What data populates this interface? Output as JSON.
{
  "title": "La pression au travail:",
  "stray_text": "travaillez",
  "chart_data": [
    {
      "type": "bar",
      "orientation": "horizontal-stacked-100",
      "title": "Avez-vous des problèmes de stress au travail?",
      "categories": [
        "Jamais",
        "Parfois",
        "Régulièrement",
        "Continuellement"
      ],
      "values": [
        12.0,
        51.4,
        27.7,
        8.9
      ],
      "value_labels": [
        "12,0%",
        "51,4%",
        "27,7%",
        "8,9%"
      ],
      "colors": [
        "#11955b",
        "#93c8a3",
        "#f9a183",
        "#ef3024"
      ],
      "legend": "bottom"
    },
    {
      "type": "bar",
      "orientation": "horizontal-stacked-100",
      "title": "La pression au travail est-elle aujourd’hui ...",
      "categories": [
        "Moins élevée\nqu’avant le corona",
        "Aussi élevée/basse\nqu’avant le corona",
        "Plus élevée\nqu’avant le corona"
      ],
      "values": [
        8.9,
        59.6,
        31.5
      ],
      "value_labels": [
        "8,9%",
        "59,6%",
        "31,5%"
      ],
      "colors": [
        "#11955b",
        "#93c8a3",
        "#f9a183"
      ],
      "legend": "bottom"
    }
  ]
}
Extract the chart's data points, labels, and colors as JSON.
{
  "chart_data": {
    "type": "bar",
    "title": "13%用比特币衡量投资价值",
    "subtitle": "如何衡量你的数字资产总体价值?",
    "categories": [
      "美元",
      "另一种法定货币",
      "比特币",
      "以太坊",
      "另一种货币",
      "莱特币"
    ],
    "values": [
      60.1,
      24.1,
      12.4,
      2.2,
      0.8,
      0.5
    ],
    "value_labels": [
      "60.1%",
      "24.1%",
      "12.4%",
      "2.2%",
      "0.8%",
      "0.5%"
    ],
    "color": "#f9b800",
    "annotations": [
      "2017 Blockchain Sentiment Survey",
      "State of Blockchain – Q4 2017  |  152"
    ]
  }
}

WHAT TO PRODUCE. Extract the data in full. Keep it word for word.

SOLUTION FOR THIS TASK.
What data populates this interface? Output as JSON.
{
  "title": "La pression au travail:",
  "stray_text": "travaillez",
  "chart_data": [
    {
      "type": "bar",
      "orientation": "horizontal-stacked-100",
      "title": "Avez-vous des problèmes de stress au travail?",
      "categories": [
        "Jamais",
        "Parfois",
        "Régulièrement",
        "Continuellement"
      ],
      "values": [
        12.0,
        51.4,
        27.7,
        8.9
      ],
      "value_labels": [
        "12,0%",
        "51,4%",
        "27,7%",
        "8,9%"
      ],
      "colors": [
        "#11955b",
        "#93c8a3",
        "#f9a183",
        "#ef3024"
      ],
      "legend": "bottom"
    },
    {
      "type": "bar",
      "orientation": "horizontal-stacked-100",
      "title": "La pression au travail est-elle aujourd’hui ...",
      "categories": [
        "Moins élevée\nqu’avant le corona",
        "Aussi élevée/basse\nqu’avant le corona",
        "Plus élevée\nqu’avant le corona"
      ],
      "values": [
        8.9,
        59.6,
        31.5
      ],
      "value_labels": [
        "8,9%",
        "59,6%",
        "31,5%"
      ],
      "colors": [
        "#11955b",
        "#93c8a3",
        "#f9a183"
      ],
      "legend": "bottom"
    }
  ]
}
Extract the chart's data points, labels, and colors as JSON.
{
  "chart_data": {
    "type": "bar",
    "title": "13%用比特币衡量投资价值",
    "subtitle": "如何衡量你的数字资产总体价值?",
    "categories": [
      "美元",
      "另一种法定货币",
      "比特币",
      "以太坊",
      "另一种货币",
      "莱特币"
    ],
    "values": [
      60.1,
      24.1,
      12.4,
      2.2,
      0.8,
      0.5
    ],
    "value_labels": [
      "60.1%",
      "24.1%",
      "12.4%",
      "2.2%",
      "0.8%",
      "0.5%"
    ],
    "color": "#f9b800",
    "annotations": [
      "2017 Blockchain Sentiment Survey",
      "State of Blockchain – Q4 2017  |  152"
    ]
  }
}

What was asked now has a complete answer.